Directions for this task
All entries must be extracted exactly, with nothing added or dropped.
-- START --
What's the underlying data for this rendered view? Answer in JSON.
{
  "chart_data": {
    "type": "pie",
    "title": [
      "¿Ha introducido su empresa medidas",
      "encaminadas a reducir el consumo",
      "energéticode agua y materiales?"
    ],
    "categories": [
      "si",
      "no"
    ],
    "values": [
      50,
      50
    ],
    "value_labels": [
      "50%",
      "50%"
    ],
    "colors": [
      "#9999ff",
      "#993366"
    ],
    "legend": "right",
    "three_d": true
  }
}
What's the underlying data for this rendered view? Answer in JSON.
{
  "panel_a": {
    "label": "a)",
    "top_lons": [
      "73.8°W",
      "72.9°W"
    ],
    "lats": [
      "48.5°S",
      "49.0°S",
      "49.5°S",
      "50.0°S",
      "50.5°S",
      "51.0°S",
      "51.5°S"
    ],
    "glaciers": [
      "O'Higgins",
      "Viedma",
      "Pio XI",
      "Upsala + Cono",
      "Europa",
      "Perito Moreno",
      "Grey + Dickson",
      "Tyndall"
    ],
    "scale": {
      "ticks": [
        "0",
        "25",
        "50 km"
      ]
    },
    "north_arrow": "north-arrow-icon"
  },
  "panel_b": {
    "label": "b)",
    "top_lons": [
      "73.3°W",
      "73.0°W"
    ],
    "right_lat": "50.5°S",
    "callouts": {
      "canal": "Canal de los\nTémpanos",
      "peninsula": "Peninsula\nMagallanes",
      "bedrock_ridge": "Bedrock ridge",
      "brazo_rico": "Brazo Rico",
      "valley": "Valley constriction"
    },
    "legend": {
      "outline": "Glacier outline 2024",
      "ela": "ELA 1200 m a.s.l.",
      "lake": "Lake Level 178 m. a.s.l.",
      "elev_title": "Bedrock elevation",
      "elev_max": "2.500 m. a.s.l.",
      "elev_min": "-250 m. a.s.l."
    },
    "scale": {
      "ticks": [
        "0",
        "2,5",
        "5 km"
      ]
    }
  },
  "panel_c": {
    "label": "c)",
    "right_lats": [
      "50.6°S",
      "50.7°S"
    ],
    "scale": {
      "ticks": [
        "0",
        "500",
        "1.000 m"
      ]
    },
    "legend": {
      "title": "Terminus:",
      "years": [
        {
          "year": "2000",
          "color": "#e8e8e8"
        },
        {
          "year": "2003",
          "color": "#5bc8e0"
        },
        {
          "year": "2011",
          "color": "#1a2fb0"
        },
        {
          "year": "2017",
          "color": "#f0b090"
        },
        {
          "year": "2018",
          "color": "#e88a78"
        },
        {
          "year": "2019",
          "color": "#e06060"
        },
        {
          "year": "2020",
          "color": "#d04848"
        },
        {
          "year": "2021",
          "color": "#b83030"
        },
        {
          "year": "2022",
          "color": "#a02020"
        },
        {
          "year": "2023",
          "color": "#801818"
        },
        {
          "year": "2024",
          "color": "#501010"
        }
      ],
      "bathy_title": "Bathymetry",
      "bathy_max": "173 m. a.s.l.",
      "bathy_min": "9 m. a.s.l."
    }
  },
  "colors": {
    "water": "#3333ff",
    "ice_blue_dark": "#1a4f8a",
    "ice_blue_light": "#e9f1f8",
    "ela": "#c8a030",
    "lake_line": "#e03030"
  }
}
-- END --
Response for this exercise
What's the underlying data for this rendered view? Answer in JSON.
{
  "chart_data": {
    "type": "pie",
    "title": [
      "¿Ha introducido su empresa medidas",
      "encaminadas a reducir el consumo",
      "energéticode agua y materiales?"
    ],
    "categories": [
      "si",
      "no"
    ],
    "values": [
      50,
      50
    ],
    "value_labels": [
      "50%",
      "50%"
    ],
    "colors": [
      "#9999ff",
      "#993366"
    ],
    "legend": "right",
    "three_d": true
  }
}
What's the underlying data for this rendered view? Answer in JSON.
{
  "panel_a": {
    "label": "a)",
    "top_lons": [
      "73.8°W",
      "72.9°W"
    ],
    "lats": [
      "48.5°S",
      "49.0°S",
      "49.5°S",
      "50.0°S",
      "50.5°S",
      "51.0°S",
      "51.5°S"
    ],
    "glaciers": [
      "O'Higgins",
      "Viedma",
      "Pio XI",
      "Upsala + Cono",
      "Europa",
      "Perito Moreno",
      "Grey + Dickson",
      "Tyndall"
    ],
    "scale": {
      "ticks": [
        "0",
        "25",
        "50 km"
      ]
    },
    "north_arrow": "north-arrow-icon"
  },
  "panel_b": {
    "label": "b)",
    "top_lons": [
      "73.3°W",
      "73.0°W"
    ],
    "right_lat": "50.5°S",
    "callouts": {
      "canal": "Canal de los\nTémpanos",
      "peninsula": "Peninsula\nMagallanes",
      "bedrock_ridge": "Bedrock ridge",
      "brazo_rico": "Brazo Rico",
      "valley": "Valley constriction"
    },
    "legend": {
      "outline": "Glacier outline 2024",
      "ela": "ELA 1200 m a.s.l.",
      "lake": "Lake Level 178 m. a.s.l.",
      "elev_title": "Bedrock elevation",
      "elev_max": "2.500 m. a.s.l.",
      "elev_min": "-250 m. a.s.l."
    },
    "scale": {
      "ticks": [
        "0",
        "2,5",
        "5 km"
      ]
    }
  },
  "panel_c": {
    "label": "c)",
    "right_lats": [
      "50.6°S",
      "50.7°S"
    ],
    "scale": {
      "ticks": [
        "0",
        "500",
        "1.000 m"
      ]
    },
    "legend": {
      "title": "Terminus:",
      "years": [
        {
          "year": "2000",
          "color": "#e8e8e8"
        },
        {
          "year": "2003",
          "color": "#5bc8e0"
        },
        {
          "year": "2011",
          "color": "#1a2fb0"
        },
        {
          "year": "2017",
          "color": "#f0b090"
        },
        {
          "year": "2018",
          "color": "#e88a78"
        },
        {
          "year": "2019",
          "color": "#e06060"
        },
        {
          "year": "2020",
          "color": "#d04848"
        },
        {
          "year": "2021",
          "color": "#b83030"
        },
        {
          "year": "2022",
          "color": "#a02020"
        },
        {
          "year": "2023",
          "color": "#801818"
        },
        {
          "year": "2024",
          "color": "#501010"
        }
      ],
      "bathy_title": "Bathymetry",
      "bathy_max": "173 m. a.s.l.",
      "bathy_min": "9 m. a.s.l."
    }
  },
  "colors": {
    "water": "#3333ff",
    "ice_blue_dark": "#1a4f8a",
    "ice_blue_light": "#e9f1f8",
    "ela": "#c8a030",
    "lake_line": "#e03030"
  }
}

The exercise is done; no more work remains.